### DATA ROWS
····················

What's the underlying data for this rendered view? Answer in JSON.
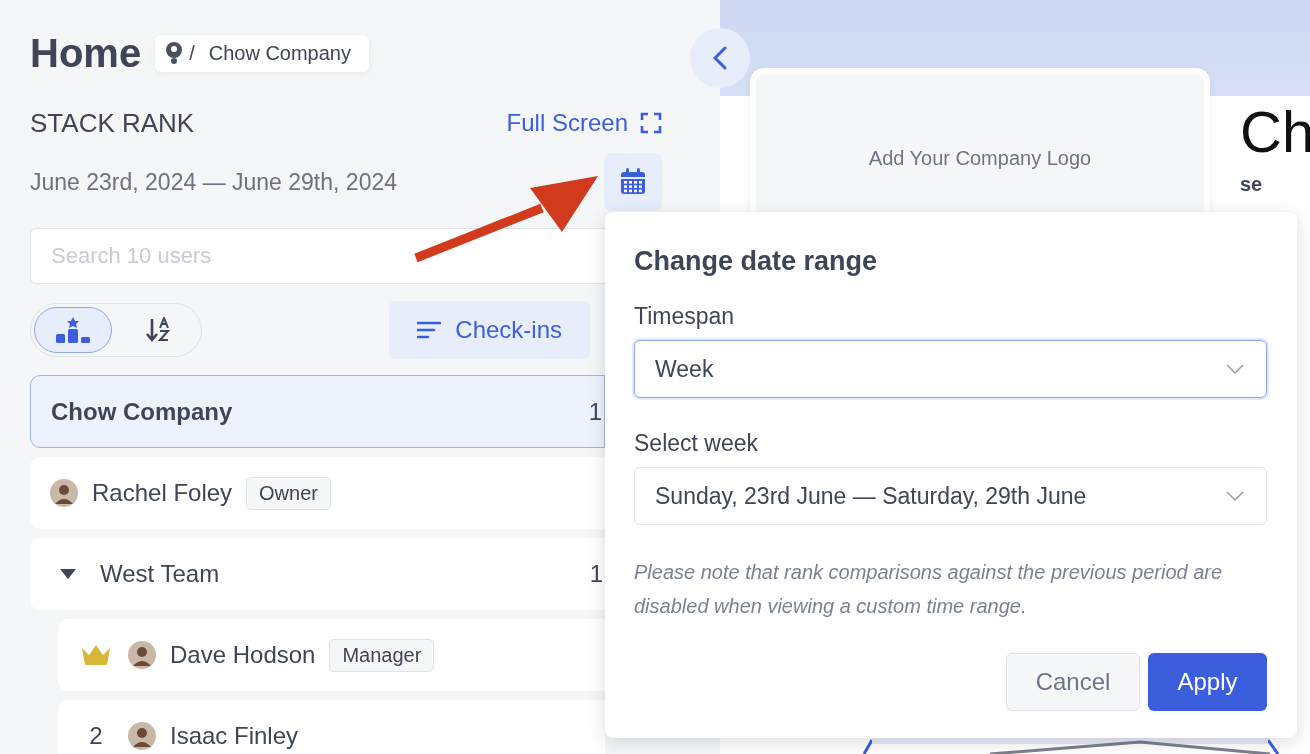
{
  "header": {
    "title": "Home",
    "breadcrumb_separator": "/",
    "breadcrumb": "Chow Company"
  },
  "stack_rank": {
    "title": "STACK RANK",
    "full_screen": "Full Screen",
    "date_range": "June 23rd, 2024 — June 29th, 2024"
  },
  "search": {
    "placeholder": "Search 10 users"
  },
  "view_toggle": [
    {
      "kind": "podium",
      "selected": true
    },
    {
      "kind": "sort",
      "selected": false
    }
  ],
  "filter_button": "Check-ins",
  "rows": [
    {
      "kind": "group",
      "name": "Chow Company",
      "score": "1",
      "selected": true
    },
    {
      "kind": "person",
      "name": "Rachel Foley",
      "role": "Owner",
      "selected": false
    },
    {
      "kind": "team",
      "name": "West Team",
      "score": "1",
      "expanded": true,
      "selected": false,
      "children": [
        {
          "kind": "person",
          "name": "Dave Hodson",
          "role": "Manager",
          "leader": true,
          "selected": false
        },
        {
          "kind": "person",
          "name": "Isaac Finley",
          "rank": "2",
          "leader": false,
          "selected": false
        }
      ]
    }
  ],
  "profile": {
    "logo_placeholder": "Add Your Company Logo",
    "heading": "Ch",
    "subtext": "se"
  },
  "popup": {
    "title": "Change date range",
    "fields": [
      {
        "label": "Timespan",
        "value": "Week",
        "focused": true
      },
      {
        "label": "Select week",
        "value": "Sunday, 23rd June — Saturday, 29th June",
        "focused": false
      }
    ],
    "note": "Please note that rank comparisons against the previous period are disabled when viewing a custom time range.",
    "buttons": [
      {
        "label": "Cancel",
        "kind": "secondary"
      },
      {
        "label": "Apply",
        "kind": "primary"
      }
    ]
  }
}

····················

Wherever "false" shows up in a line, copy that line.

### TASK ANSWER
      "selected": false
      "selected": false
      "selected": false,
          "selected": false
          "leader": false,
          "selected": false
        "focused": false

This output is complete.